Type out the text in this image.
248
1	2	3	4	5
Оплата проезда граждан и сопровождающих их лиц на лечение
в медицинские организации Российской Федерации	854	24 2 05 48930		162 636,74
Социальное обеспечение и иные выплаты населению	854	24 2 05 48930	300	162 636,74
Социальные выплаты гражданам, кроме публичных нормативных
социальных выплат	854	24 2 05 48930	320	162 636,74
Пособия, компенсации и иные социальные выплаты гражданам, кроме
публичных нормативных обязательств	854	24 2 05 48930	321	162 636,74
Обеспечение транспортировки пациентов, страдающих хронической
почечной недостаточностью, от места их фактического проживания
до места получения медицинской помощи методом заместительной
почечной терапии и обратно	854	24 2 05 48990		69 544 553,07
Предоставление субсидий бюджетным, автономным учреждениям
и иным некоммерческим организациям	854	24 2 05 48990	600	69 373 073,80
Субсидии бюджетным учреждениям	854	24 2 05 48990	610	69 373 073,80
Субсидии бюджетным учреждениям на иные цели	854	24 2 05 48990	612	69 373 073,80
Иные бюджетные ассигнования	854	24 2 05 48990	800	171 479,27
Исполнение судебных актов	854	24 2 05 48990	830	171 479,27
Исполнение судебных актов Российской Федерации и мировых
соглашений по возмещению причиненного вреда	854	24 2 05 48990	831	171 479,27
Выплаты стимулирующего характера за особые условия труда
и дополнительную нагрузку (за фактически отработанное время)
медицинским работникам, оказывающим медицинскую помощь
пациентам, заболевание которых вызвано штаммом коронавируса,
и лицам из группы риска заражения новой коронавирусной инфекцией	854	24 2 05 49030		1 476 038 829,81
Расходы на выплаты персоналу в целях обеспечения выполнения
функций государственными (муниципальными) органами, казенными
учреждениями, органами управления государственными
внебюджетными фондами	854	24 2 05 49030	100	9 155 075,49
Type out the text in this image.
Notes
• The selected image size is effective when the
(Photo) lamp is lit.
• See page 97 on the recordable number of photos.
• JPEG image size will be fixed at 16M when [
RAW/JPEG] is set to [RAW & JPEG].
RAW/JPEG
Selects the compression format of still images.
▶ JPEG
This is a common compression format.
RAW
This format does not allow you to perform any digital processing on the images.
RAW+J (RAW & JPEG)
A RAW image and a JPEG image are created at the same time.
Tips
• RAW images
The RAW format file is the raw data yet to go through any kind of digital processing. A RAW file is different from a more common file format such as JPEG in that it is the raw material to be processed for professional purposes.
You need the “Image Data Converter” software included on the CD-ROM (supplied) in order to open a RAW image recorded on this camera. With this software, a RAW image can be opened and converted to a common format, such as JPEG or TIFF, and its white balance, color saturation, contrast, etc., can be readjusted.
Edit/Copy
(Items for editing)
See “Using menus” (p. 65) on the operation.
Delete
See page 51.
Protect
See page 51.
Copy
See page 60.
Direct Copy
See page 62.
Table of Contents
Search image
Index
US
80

■ What the task asks ■
Search the entries for the word "Федерации", then gather every line that has it.

■ Answer to the problem ■
в медицинские организации Российской Федерации	854	24 2 05 48930		162 636,74
Исполнение судебных актов Российской Федерации и мировых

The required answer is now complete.